[Stored records]

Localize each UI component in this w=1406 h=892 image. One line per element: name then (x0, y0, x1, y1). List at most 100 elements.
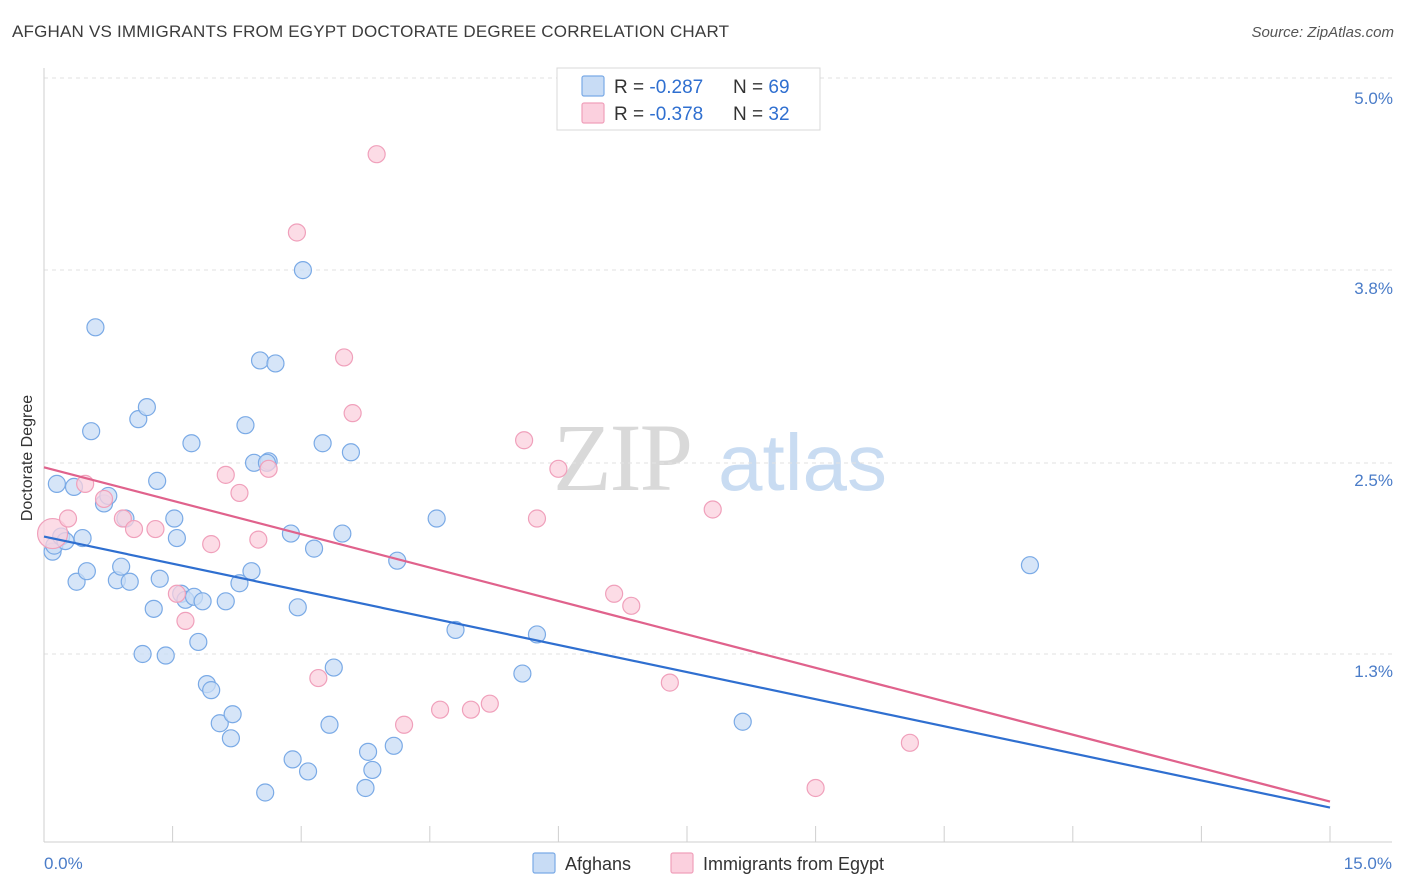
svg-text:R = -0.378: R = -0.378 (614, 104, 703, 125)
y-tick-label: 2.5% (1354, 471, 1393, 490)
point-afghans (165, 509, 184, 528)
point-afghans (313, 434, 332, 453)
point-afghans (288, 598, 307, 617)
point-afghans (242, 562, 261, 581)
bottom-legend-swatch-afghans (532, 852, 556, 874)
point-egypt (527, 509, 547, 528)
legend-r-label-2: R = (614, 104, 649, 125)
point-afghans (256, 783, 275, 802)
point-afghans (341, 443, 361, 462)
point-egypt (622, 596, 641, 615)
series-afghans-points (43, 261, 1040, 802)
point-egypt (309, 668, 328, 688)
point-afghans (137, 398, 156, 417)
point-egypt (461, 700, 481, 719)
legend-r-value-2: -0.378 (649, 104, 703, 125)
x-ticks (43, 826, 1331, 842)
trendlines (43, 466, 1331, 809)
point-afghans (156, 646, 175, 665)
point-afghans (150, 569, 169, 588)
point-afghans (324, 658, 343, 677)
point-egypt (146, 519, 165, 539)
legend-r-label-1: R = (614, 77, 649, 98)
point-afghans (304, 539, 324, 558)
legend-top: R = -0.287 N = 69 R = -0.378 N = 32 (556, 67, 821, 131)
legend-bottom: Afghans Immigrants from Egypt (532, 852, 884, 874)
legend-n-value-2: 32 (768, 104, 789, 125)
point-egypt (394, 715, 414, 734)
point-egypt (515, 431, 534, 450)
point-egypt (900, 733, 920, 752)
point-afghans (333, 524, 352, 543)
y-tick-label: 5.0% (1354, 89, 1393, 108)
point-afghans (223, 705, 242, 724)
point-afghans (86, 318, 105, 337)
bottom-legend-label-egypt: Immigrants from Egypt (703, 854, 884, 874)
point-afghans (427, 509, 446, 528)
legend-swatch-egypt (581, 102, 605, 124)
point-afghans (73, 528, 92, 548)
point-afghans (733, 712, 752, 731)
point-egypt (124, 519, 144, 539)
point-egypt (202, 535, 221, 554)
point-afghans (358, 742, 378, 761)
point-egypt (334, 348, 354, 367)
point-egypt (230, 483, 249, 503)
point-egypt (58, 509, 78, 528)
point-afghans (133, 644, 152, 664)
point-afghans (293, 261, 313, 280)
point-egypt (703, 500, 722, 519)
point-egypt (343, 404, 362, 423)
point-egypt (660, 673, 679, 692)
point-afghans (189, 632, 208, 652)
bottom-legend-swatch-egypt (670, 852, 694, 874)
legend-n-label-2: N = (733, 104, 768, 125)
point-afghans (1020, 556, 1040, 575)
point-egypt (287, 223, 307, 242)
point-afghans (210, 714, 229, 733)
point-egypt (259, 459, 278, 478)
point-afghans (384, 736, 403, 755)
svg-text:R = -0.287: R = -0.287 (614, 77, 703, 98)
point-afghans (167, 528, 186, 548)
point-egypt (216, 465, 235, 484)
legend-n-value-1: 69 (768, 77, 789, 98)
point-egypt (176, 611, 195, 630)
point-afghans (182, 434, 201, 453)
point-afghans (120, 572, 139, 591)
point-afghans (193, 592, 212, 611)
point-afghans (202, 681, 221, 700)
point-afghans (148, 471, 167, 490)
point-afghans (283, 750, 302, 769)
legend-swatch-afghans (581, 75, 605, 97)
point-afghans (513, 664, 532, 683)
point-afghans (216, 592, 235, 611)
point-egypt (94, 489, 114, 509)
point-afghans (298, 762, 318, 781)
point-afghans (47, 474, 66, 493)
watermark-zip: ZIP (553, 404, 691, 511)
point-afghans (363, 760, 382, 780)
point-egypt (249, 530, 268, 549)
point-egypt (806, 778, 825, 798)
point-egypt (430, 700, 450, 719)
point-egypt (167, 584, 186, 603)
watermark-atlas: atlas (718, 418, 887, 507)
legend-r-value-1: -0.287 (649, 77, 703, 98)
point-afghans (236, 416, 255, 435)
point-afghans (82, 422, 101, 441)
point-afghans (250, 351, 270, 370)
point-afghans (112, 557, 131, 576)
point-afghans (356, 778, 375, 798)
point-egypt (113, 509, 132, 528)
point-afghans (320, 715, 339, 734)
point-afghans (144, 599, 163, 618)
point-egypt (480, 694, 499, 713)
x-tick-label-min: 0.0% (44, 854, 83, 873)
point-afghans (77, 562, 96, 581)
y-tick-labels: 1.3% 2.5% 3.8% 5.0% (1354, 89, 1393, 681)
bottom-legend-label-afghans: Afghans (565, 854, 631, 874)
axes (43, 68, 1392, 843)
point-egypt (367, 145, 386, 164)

## [What you will do]
Rewrite all of the entries with every "watermark" changed to "overlay" and nothing else altered. Leave the pictures out.

## [Result of this task]
Localize each UI component in this w=1406 h=892 image. One line per element: name then (x0, y0, x1, y1). List at most 100 elements.
svg-text:R = -0.378: R = -0.378 (614, 104, 703, 125)
y-tick-label: 2.5% (1354, 471, 1393, 490)
point-afghans (165, 509, 184, 528)
point-afghans (313, 434, 332, 453)
point-afghans (288, 598, 307, 617)
point-afghans (242, 562, 261, 581)
bottom-legend-swatch-afghans (532, 852, 556, 874)
point-egypt (527, 509, 547, 528)
legend-r-label-2: R = (614, 104, 649, 125)
point-afghans (256, 783, 275, 802)
point-afghans (341, 443, 361, 462)
point-egypt (622, 596, 641, 615)
series-afghans-points (43, 261, 1040, 802)
point-egypt (309, 668, 328, 688)
point-afghans (137, 398, 156, 417)
point-egypt (461, 700, 481, 719)
legend-r-value-2: -0.378 (649, 104, 703, 125)
x-ticks (43, 826, 1331, 842)
trendlines (43, 466, 1331, 809)
point-afghans (156, 646, 175, 665)
point-afghans (150, 569, 169, 588)
point-afghans (324, 658, 343, 677)
point-egypt (146, 519, 165, 539)
legend-r-label-1: R = (614, 77, 649, 98)
point-afghans (304, 539, 324, 558)
legend-top: R = -0.287 N = 69 R = -0.378 N = 32 (556, 67, 821, 131)
legend-bottom: Afghans Immigrants from Egypt (532, 852, 884, 874)
legend-n-value-2: 32 (768, 104, 789, 125)
point-egypt (394, 715, 414, 734)
point-egypt (515, 431, 534, 450)
point-egypt (900, 733, 920, 752)
point-afghans (333, 524, 352, 543)
y-tick-label: 5.0% (1354, 89, 1393, 108)
point-afghans (223, 705, 242, 724)
point-afghans (86, 318, 105, 337)
bottom-legend-label-egypt: Immigrants from Egypt (703, 854, 884, 874)
point-afghans (427, 509, 446, 528)
legend-swatch-egypt (581, 102, 605, 124)
point-afghans (73, 528, 92, 548)
point-afghans (733, 712, 752, 731)
point-egypt (124, 519, 144, 539)
point-egypt (202, 535, 221, 554)
point-afghans (358, 742, 378, 761)
point-egypt (334, 348, 354, 367)
point-egypt (230, 483, 249, 503)
point-egypt (58, 509, 78, 528)
point-afghans (133, 644, 152, 664)
point-afghans (293, 261, 313, 280)
point-egypt (703, 500, 722, 519)
point-egypt (343, 404, 362, 423)
point-egypt (660, 673, 679, 692)
point-afghans (189, 632, 208, 652)
bottom-legend-swatch-egypt (670, 852, 694, 874)
legend-n-label-2: N = (733, 104, 768, 125)
point-afghans (1020, 556, 1040, 575)
point-egypt (287, 223, 307, 242)
point-afghans (210, 714, 229, 733)
point-egypt (259, 459, 278, 478)
point-afghans (384, 736, 403, 755)
svg-text:R = -0.287: R = -0.287 (614, 77, 703, 98)
point-afghans (167, 528, 186, 548)
point-egypt (216, 465, 235, 484)
legend-n-value-1: 69 (768, 77, 789, 98)
point-egypt (176, 611, 195, 630)
point-afghans (182, 434, 201, 453)
point-afghans (120, 572, 139, 591)
point-afghans (193, 592, 212, 611)
point-afghans (202, 681, 221, 700)
point-afghans (148, 471, 167, 490)
point-afghans (283, 750, 302, 769)
legend-swatch-afghans (581, 75, 605, 97)
point-afghans (513, 664, 532, 683)
point-afghans (216, 592, 235, 611)
point-egypt (94, 489, 114, 509)
point-afghans (298, 762, 318, 781)
point-afghans (47, 474, 66, 493)
overlay-zip: ZIP (553, 404, 691, 511)
point-afghans (363, 760, 382, 780)
point-egypt (249, 530, 268, 549)
point-egypt (806, 778, 825, 798)
point-egypt (430, 700, 450, 719)
point-egypt (167, 584, 186, 603)
overlay-atlas: atlas (718, 418, 887, 507)
legend-r-value-1: -0.287 (649, 77, 703, 98)
point-afghans (236, 416, 255, 435)
point-afghans (82, 422, 101, 441)
point-afghans (250, 351, 270, 370)
point-afghans (112, 557, 131, 576)
point-afghans (356, 778, 375, 798)
point-egypt (113, 509, 132, 528)
point-afghans (320, 715, 339, 734)
point-afghans (144, 599, 163, 618)
point-egypt (480, 694, 499, 713)
x-tick-label-min: 0.0% (44, 854, 83, 873)
point-afghans (77, 562, 96, 581)
y-tick-labels: 1.3% 2.5% 3.8% 5.0% (1354, 89, 1393, 681)
bottom-legend-label-afghans: Afghans (565, 854, 631, 874)
axes (43, 68, 1392, 843)
point-egypt (367, 145, 386, 164)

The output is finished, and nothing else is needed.